**** Passage given ****

RETF tend to change colors at times being a redish brown, to the bright green. This is more common in the younger animals. They will all be bright green after some time.


----------



## doc1975 (Aug 16, 2006)

*P. aurotenia For Sale*










Since the success of the breeding of my RETF's, I have decide to part with my group of P. aurotenia. I just don't think it would be fair since I will be devoting most of my free time to expanding my RETF colection, and expanding my breeding capabilities for them as well. Any reasonable offers would be accepted, shipped via DHL overnight (paid by the purchaser).

Thanks


----------



## Guest (Oct 16, 2006)

How old are they? and are they a sexed pair? :lol:


----------



## doc1975 (Aug 16, 2006)

*Info Update*



Brett68 said:


> How old are they? and are they a sexed pair? :lol:


Brett68, I will post updated pix of the frogs this afternoon, with available info.

Thanx


----------



## c'est ma (Sep 11, 2004)

Back to the RETF...WOW!

Wow wow wow wow wow!

Thanks so much for the updates. Keep 'em coming!


----------



## doc1975 (Aug 16, 2006)

****

(Exercise tasks):
1. In the forum thread, how does doc1975 say the P. aurotenia would be shipped?
2. From the entries, copy the lines between the one holding "row-category: Image: [450, 414, 482, 426]" and the one holding "pagination-count: מציג 1-5", inclusive.

**** Input material ****

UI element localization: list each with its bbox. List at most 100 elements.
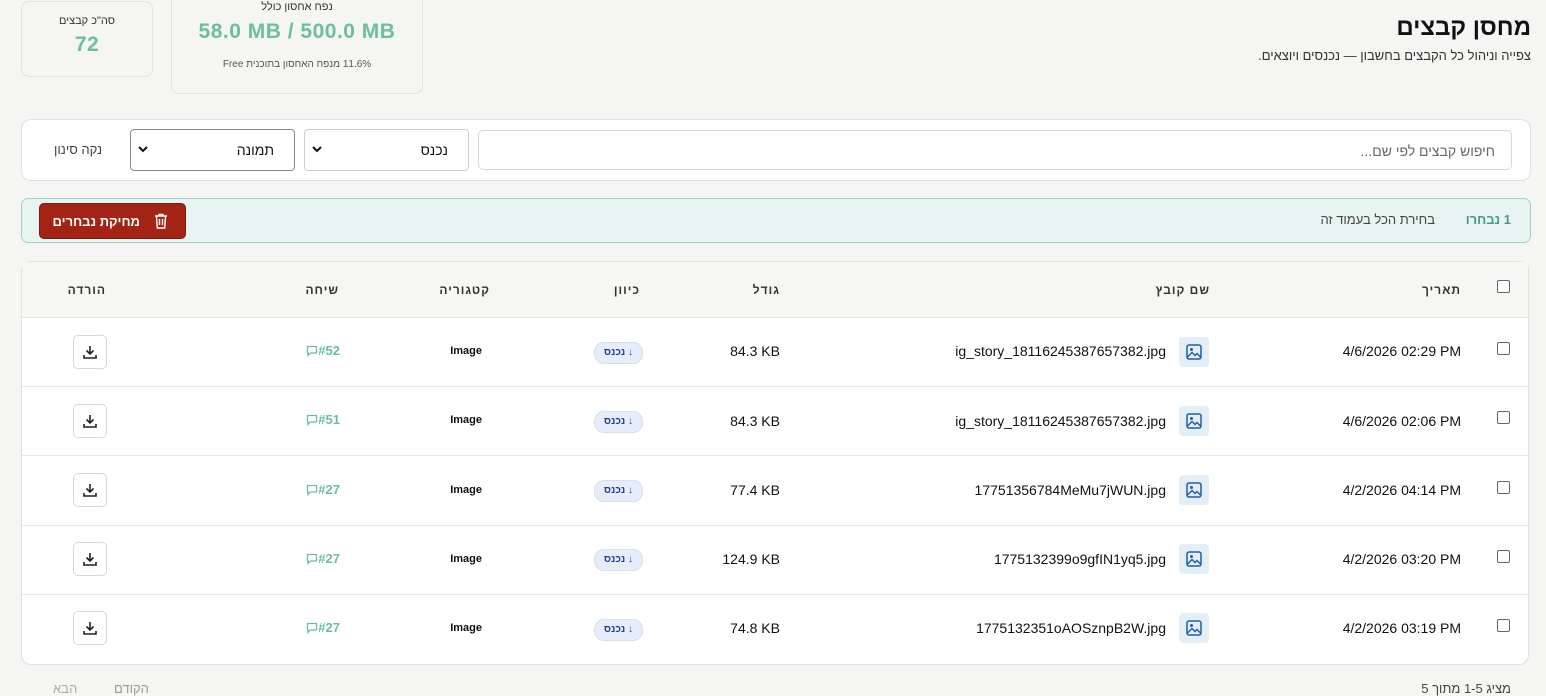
row-category: Image: [450, 414, 482, 426]
row-checkbox[interactable]: [1497, 619, 1510, 632]
storage-stat-value: 58.0 MB / 500.0 MB: [198, 20, 396, 43]
row-checkbox[interactable]: [1497, 342, 1510, 355]
row-chat-link[interactable]: #27: [302, 620, 340, 635]
row-file-icon[interactable]: [1179, 475, 1209, 505]
files-table: [21, 261, 1529, 665]
select-all-checkbox[interactable]: [1497, 280, 1510, 293]
search-placeholder: חיפוש קבצים לפי שם...: [1360, 143, 1495, 159]
row-checkbox[interactable]: [1497, 550, 1510, 563]
row-chat-link[interactable]: #27: [302, 482, 340, 497]
row-direction-badge: נכנס ↓: [594, 549, 643, 571]
pagination-count: מציג 1-5 מתוך 5: [1421, 681, 1511, 696]
download-icon: [83, 553, 97, 566]
clear-filter-button[interactable]: נקה סינון: [54, 142, 102, 157]
storage-stat-card: נפח אחסון כולל 58.0 MB / 500.0 MB 11.6% …: [171, 0, 423, 94]
column-header-download: הורדה: [67, 283, 106, 297]
row-filename[interactable]: ig_story_18116245387657382.jpg: [955, 413, 1166, 429]
row-checkbox[interactable]: [1497, 411, 1510, 424]
image-icon: [1186, 344, 1202, 360]
download-icon: [83, 622, 97, 635]
row-size: 84.3 KB: [730, 343, 780, 359]
row-direction-badge: נכנס ↓: [594, 342, 643, 364]
row-chat-link[interactable]: #51: [302, 412, 340, 427]
row-divider: [22, 386, 1528, 387]
page-subtitle: צפייה וניהול כל הקבצים בחשבון — נכנסים ו…: [1258, 48, 1531, 63]
column-header-filename[interactable]: שם קובץ: [1156, 283, 1210, 297]
row-download-button[interactable]: [73, 611, 107, 645]
image-icon: [1186, 620, 1202, 636]
chat-icon: [307, 414, 318, 427]
files-stat-value: 72: [74, 33, 100, 56]
select-all-page-button[interactable]: בחירת הכל בעמוד זה: [1320, 212, 1435, 227]
column-header-direction[interactable]: כיוון: [614, 283, 640, 297]
category-select[interactable]: תמונה: [130, 129, 295, 171]
pagination-prev-button[interactable]: הקודם: [114, 681, 149, 696]
selection-bar: [21, 198, 1531, 243]
chat-icon: [307, 484, 318, 497]
files-stat-card: סה"כ קבצים 72: [21, 1, 153, 77]
column-header-chat[interactable]: שיחה: [305, 283, 339, 297]
row-date: 4/6/2026 02:29 PM: [1342, 343, 1461, 359]
row-filename[interactable]: 1775132351oAOSznpB2W.jpg: [976, 620, 1166, 636]
pagination-next-button[interactable]: הבא: [53, 681, 77, 696]
row-direction-badge: נכנס ↓: [594, 411, 643, 433]
row-category: Image: [450, 484, 482, 496]
row-download-button[interactable]: [73, 542, 107, 576]
download-icon: [83, 346, 97, 359]
row-divider: [22, 455, 1528, 456]
row-size: 84.3 KB: [730, 413, 780, 429]
row-chat-link[interactable]: #27: [302, 551, 340, 566]
row-direction-badge: נכנס ↓: [594, 480, 643, 502]
row-filename[interactable]: 1775132399o9gfIN1yq5.jpg: [994, 551, 1166, 567]
storage-stat-note: 11.6% מנפח האחסון בתוכנית Free: [222, 59, 372, 70]
trash-icon: [155, 213, 167, 229]
chat-icon: [307, 553, 318, 566]
download-icon: [83, 415, 97, 428]
row-checkbox[interactable]: [1497, 481, 1510, 494]
direction-select[interactable]: נכנס: [304, 129, 469, 171]
row-chat-id: #51: [318, 412, 340, 427]
storage-stat-label: נפח אחסון כולל: [261, 1, 333, 13]
row-date: 4/2/2026 04:14 PM: [1342, 482, 1461, 498]
row-category: Image: [450, 553, 482, 565]
row-date: 4/2/2026 03:19 PM: [1342, 620, 1461, 636]
row-date: 4/6/2026 02:06 PM: [1342, 413, 1461, 429]
row-download-button[interactable]: [73, 473, 107, 507]
search-input[interactable]: חיפוש קבצים לפי שם...: [478, 130, 1512, 170]
row-divider: [22, 594, 1528, 595]
row-size: 77.4 KB: [730, 482, 780, 498]
chevron-down-icon: [312, 146, 322, 153]
delete-selected-label: מחיקת נבחרים: [52, 214, 140, 229]
chat-icon: [307, 622, 318, 635]
row-file-icon[interactable]: [1179, 613, 1209, 643]
row-file-icon[interactable]: [1179, 544, 1209, 574]
row-download-button[interactable]: [73, 335, 107, 369]
row-chat-id: #52: [318, 343, 340, 358]
files-stat-label: סה"כ קבצים: [59, 15, 115, 27]
row-chat-id: #27: [318, 551, 340, 566]
row-chat-link[interactable]: #52: [302, 343, 340, 358]
image-icon: [1186, 551, 1202, 567]
row-divider: [22, 525, 1528, 526]
download-icon: [83, 484, 97, 497]
chevron-down-icon: [138, 146, 148, 153]
chat-icon: [307, 345, 318, 358]
page-title: מחסן קבצים: [1396, 14, 1531, 41]
direction-select-value: נכנס: [420, 142, 448, 158]
row-file-icon[interactable]: [1179, 406, 1209, 436]
column-header-date[interactable]: תאריך: [1422, 283, 1461, 297]
row-direction-badge: נכנס ↓: [594, 619, 643, 641]
row-category: Image: [450, 345, 482, 357]
row-filename[interactable]: 17751356784MeMu7jWUN.jpg: [975, 482, 1166, 498]
row-chat-id: #27: [318, 620, 340, 635]
column-header-category[interactable]: קטגוריה: [439, 283, 490, 297]
column-header-size[interactable]: גודל: [753, 283, 780, 297]
row-download-button[interactable]: [73, 404, 107, 438]
delete-selected-button[interactable]: מחיקת נבחרים: [39, 203, 186, 239]
image-icon: [1186, 482, 1202, 498]
row-filename[interactable]: ig_story_18116245387657382.jpg: [955, 343, 1166, 359]
row-date: 4/2/2026 03:20 PM: [1342, 551, 1461, 567]
selected-count: 1 נבחרו: [1465, 212, 1511, 227]
row-chat-id: #27: [318, 482, 340, 497]
row-file-icon[interactable]: [1179, 337, 1209, 367]
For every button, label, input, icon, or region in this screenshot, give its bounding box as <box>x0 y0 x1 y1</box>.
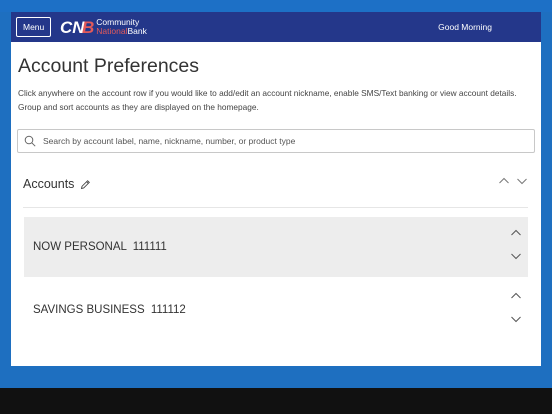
accounts-section-header: Accounts <box>23 172 528 196</box>
bank-logo[interactable]: CN B Community NationalBank <box>60 16 147 38</box>
account-label: NOW PERSONAL 111111 <box>33 241 167 253</box>
account-number: 111111 <box>132 241 167 253</box>
chevron-up-icon[interactable] <box>498 176 510 186</box>
chevron-down-icon[interactable] <box>510 314 522 324</box>
search-icon <box>24 135 36 147</box>
chevron-down-icon[interactable] <box>510 251 522 261</box>
top-frame-strip <box>0 0 552 12</box>
main-panel: Menu CN B Community NationalBank Good Mo… <box>11 12 541 366</box>
greeting-text: Good Morning <box>438 22 492 32</box>
account-number: 111112 <box>150 304 186 316</box>
account-label: SAVINGS BUSINESS 111112 <box>33 304 186 316</box>
search-input[interactable] <box>43 136 523 146</box>
accounts-sort-controls <box>498 176 528 186</box>
page-title: Account Preferences <box>18 55 200 77</box>
chevron-up-icon[interactable] <box>510 291 522 301</box>
account-name: SAVINGS BUSINESS <box>33 304 145 316</box>
accounts-title: Accounts <box>23 177 75 191</box>
pencil-icon[interactable] <box>80 179 91 190</box>
top-navbar: Menu CN B Community NationalBank Good Mo… <box>11 12 541 42</box>
logo-line-national-bank: NationalBank <box>96 26 147 36</box>
bottom-bar <box>0 388 552 414</box>
section-divider <box>23 207 528 208</box>
row-sort-controls <box>508 291 528 331</box>
chevron-down-icon[interactable] <box>516 176 528 186</box>
account-name: NOW PERSONAL <box>33 241 127 253</box>
account-row[interactable]: SAVINGS BUSINESS 111112 <box>24 280 528 340</box>
logo-wordmark: Community NationalBank <box>96 18 147 36</box>
menu-button[interactable]: Menu <box>16 17 52 37</box>
page-description: Click anywhere on the account row if you… <box>18 88 517 112</box>
row-sort-controls <box>508 228 528 268</box>
svg-text:B: B <box>82 18 94 37</box>
cnb-logo-mark: CN B <box>60 18 94 37</box>
chevron-up-icon[interactable] <box>510 228 522 238</box>
search-box[interactable] <box>17 129 535 153</box>
account-row[interactable]: NOW PERSONAL 111111 <box>24 217 528 277</box>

****

(Completed exercise):
1. Via DHL overnight, paid by the purchaser.

2.
row-category: Image: [450, 414, 482, 426]
row-checkbox[interactable]: [1497, 619, 1510, 632]
storage-stat-value: 58.0 MB / 500.0 MB: [198, 20, 396, 43]
row-checkbox[interactable]: [1497, 342, 1510, 355]
row-chat-link[interactable]: #27: [302, 620, 340, 635]
row-file-icon[interactable]: [1179, 475, 1209, 505]
files-table: [21, 261, 1529, 665]
select-all-checkbox[interactable]: [1497, 280, 1510, 293]
search-placeholder: חיפוש קבצים לפי שם...: [1360, 143, 1495, 159]
row-checkbox[interactable]: [1497, 550, 1510, 563]
row-chat-link[interactable]: #27: [302, 482, 340, 497]
row-direction-badge: נכנס ↓: [594, 549, 643, 571]
pagination-count: מציג 1-5 מתוך 5: [1421, 681, 1511, 696]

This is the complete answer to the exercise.